* _Task requirements_
From the records below, extract all the text exactly and leave the images behind.
++++++++++
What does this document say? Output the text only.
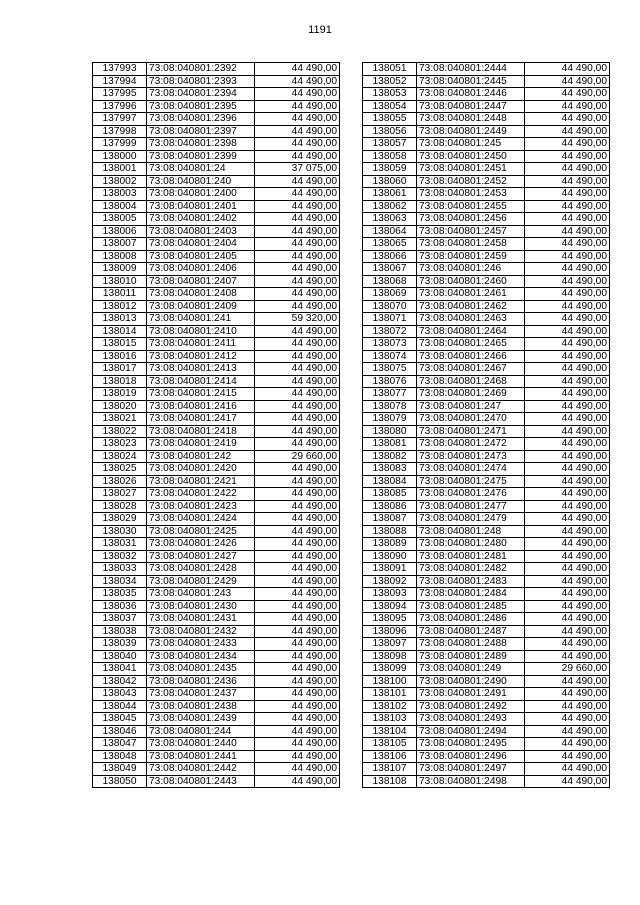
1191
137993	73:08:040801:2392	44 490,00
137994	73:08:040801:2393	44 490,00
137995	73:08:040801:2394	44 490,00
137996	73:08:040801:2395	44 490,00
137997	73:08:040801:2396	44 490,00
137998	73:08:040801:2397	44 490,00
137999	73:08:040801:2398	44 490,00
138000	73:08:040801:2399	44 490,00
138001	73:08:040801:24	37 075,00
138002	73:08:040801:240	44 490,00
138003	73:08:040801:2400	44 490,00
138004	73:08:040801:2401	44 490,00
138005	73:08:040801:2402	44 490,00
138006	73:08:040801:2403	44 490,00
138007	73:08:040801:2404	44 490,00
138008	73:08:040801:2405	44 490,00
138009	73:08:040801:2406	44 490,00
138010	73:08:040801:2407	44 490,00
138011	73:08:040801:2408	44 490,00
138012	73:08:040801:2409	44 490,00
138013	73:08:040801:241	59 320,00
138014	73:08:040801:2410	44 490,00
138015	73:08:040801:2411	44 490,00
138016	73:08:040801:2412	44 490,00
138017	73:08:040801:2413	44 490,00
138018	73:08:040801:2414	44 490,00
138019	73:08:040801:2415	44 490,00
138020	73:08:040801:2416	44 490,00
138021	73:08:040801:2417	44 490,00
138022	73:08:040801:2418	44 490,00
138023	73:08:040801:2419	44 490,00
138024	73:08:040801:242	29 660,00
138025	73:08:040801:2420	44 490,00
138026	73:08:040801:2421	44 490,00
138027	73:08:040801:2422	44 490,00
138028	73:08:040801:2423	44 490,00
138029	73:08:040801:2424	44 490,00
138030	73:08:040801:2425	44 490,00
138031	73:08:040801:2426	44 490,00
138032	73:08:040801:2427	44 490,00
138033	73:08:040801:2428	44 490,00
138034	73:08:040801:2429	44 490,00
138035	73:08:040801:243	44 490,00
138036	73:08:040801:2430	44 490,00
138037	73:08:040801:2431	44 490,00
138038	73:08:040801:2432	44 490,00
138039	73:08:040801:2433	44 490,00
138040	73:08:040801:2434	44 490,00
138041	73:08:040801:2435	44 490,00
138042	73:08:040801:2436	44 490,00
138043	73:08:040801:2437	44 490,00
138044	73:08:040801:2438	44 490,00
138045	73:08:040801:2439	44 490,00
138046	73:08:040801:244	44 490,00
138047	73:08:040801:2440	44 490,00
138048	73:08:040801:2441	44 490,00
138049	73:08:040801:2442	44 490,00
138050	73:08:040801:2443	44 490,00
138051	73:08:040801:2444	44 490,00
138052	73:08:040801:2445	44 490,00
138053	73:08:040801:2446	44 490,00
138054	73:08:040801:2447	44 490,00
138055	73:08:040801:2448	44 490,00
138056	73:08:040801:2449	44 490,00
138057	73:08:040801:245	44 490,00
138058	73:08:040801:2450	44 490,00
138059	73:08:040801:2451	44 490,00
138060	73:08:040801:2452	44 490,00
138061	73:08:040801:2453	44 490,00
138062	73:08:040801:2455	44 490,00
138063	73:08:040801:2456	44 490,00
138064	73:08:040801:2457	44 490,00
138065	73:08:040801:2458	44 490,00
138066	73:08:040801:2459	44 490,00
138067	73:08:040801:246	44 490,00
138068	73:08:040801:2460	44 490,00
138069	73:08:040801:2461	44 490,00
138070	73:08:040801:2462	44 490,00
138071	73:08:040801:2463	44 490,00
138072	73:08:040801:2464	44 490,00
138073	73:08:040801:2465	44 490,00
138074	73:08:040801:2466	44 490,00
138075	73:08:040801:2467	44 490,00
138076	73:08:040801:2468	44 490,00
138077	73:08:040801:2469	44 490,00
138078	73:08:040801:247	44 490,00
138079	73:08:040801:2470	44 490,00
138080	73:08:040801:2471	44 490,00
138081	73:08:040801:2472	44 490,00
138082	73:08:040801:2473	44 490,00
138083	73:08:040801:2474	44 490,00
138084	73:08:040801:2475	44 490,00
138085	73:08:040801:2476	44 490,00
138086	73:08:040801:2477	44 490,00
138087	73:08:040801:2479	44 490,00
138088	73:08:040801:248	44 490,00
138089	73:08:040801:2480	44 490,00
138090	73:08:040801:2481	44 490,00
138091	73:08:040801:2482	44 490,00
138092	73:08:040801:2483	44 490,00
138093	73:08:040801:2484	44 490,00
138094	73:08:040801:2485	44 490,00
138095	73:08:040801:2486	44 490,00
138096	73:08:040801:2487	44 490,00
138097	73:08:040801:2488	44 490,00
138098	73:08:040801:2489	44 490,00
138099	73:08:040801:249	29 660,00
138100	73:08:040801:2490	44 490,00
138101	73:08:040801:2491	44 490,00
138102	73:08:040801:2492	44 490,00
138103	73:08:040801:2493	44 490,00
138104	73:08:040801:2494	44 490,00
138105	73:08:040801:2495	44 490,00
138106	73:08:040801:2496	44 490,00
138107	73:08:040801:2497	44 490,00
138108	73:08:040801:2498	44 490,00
++++++++++
* _Full output_
What does this document say? Output the text only.
1191
137993	73:08:040801:2392	44 490,00
137994	73:08:040801:2393	44 490,00
137995	73:08:040801:2394	44 490,00
137996	73:08:040801:2395	44 490,00
137997	73:08:040801:2396	44 490,00
137998	73:08:040801:2397	44 490,00
137999	73:08:040801:2398	44 490,00
138000	73:08:040801:2399	44 490,00
138001	73:08:040801:24	37 075,00
138002	73:08:040801:240	44 490,00
138003	73:08:040801:2400	44 490,00
138004	73:08:040801:2401	44 490,00
138005	73:08:040801:2402	44 490,00
138006	73:08:040801:2403	44 490,00
138007	73:08:040801:2404	44 490,00
138008	73:08:040801:2405	44 490,00
138009	73:08:040801:2406	44 490,00
138010	73:08:040801:2407	44 490,00
138011	73:08:040801:2408	44 490,00
138012	73:08:040801:2409	44 490,00
138013	73:08:040801:241	59 320,00
138014	73:08:040801:2410	44 490,00
138015	73:08:040801:2411	44 490,00
138016	73:08:040801:2412	44 490,00
138017	73:08:040801:2413	44 490,00
138018	73:08:040801:2414	44 490,00
138019	73:08:040801:2415	44 490,00
138020	73:08:040801:2416	44 490,00
138021	73:08:040801:2417	44 490,00
138022	73:08:040801:2418	44 490,00
138023	73:08:040801:2419	44 490,00
138024	73:08:040801:242	29 660,00
138025	73:08:040801:2420	44 490,00
138026	73:08:040801:2421	44 490,00
138027	73:08:040801:2422	44 490,00
138028	73:08:040801:2423	44 490,00
138029	73:08:040801:2424	44 490,00
138030	73:08:040801:2425	44 490,00
138031	73:08:040801:2426	44 490,00
138032	73:08:040801:2427	44 490,00
138033	73:08:040801:2428	44 490,00
138034	73:08:040801:2429	44 490,00
138035	73:08:040801:243	44 490,00
138036	73:08:040801:2430	44 490,00
138037	73:08:040801:2431	44 490,00
138038	73:08:040801:2432	44 490,00
138039	73:08:040801:2433	44 490,00
138040	73:08:040801:2434	44 490,00
138041	73:08:040801:2435	44 490,00
138042	73:08:040801:2436	44 490,00
138043	73:08:040801:2437	44 490,00
138044	73:08:040801:2438	44 490,00
138045	73:08:040801:2439	44 490,00
138046	73:08:040801:244	44 490,00
138047	73:08:040801:2440	44 490,00
138048	73:08:040801:2441	44 490,00
138049	73:08:040801:2442	44 490,00
138050	73:08:040801:2443	44 490,00
138051	73:08:040801:2444	44 490,00
138052	73:08:040801:2445	44 490,00
138053	73:08:040801:2446	44 490,00
138054	73:08:040801:2447	44 490,00
138055	73:08:040801:2448	44 490,00
138056	73:08:040801:2449	44 490,00
138057	73:08:040801:245	44 490,00
138058	73:08:040801:2450	44 490,00
138059	73:08:040801:2451	44 490,00
138060	73:08:040801:2452	44 490,00
138061	73:08:040801:2453	44 490,00
138062	73:08:040801:2455	44 490,00
138063	73:08:040801:2456	44 490,00
138064	73:08:040801:2457	44 490,00
138065	73:08:040801:2458	44 490,00
138066	73:08:040801:2459	44 490,00
138067	73:08:040801:246	44 490,00
138068	73:08:040801:2460	44 490,00
138069	73:08:040801:2461	44 490,00
138070	73:08:040801:2462	44 490,00
138071	73:08:040801:2463	44 490,00
138072	73:08:040801:2464	44 490,00
138073	73:08:040801:2465	44 490,00
138074	73:08:040801:2466	44 490,00
138075	73:08:040801:2467	44 490,00
138076	73:08:040801:2468	44 490,00
138077	73:08:040801:2469	44 490,00
138078	73:08:040801:247	44 490,00
138079	73:08:040801:2470	44 490,00
138080	73:08:040801:2471	44 490,00
138081	73:08:040801:2472	44 490,00
138082	73:08:040801:2473	44 490,00
138083	73:08:040801:2474	44 490,00
138084	73:08:040801:2475	44 490,00
138085	73:08:040801:2476	44 490,00
138086	73:08:040801:2477	44 490,00
138087	73:08:040801:2479	44 490,00
138088	73:08:040801:248	44 490,00
138089	73:08:040801:2480	44 490,00
138090	73:08:040801:2481	44 490,00
138091	73:08:040801:2482	44 490,00
138092	73:08:040801:2483	44 490,00
138093	73:08:040801:2484	44 490,00
138094	73:08:040801:2485	44 490,00
138095	73:08:040801:2486	44 490,00
138096	73:08:040801:2487	44 490,00
138097	73:08:040801:2488	44 490,00
138098	73:08:040801:2489	44 490,00
138099	73:08:040801:249	29 660,00
138100	73:08:040801:2490	44 490,00
138101	73:08:040801:2491	44 490,00
138102	73:08:040801:2492	44 490,00
138103	73:08:040801:2493	44 490,00
138104	73:08:040801:2494	44 490,00
138105	73:08:040801:2495	44 490,00
138106	73:08:040801:2496	44 490,00
138107	73:08:040801:2497	44 490,00
138108	73:08:040801:2498	44 490,00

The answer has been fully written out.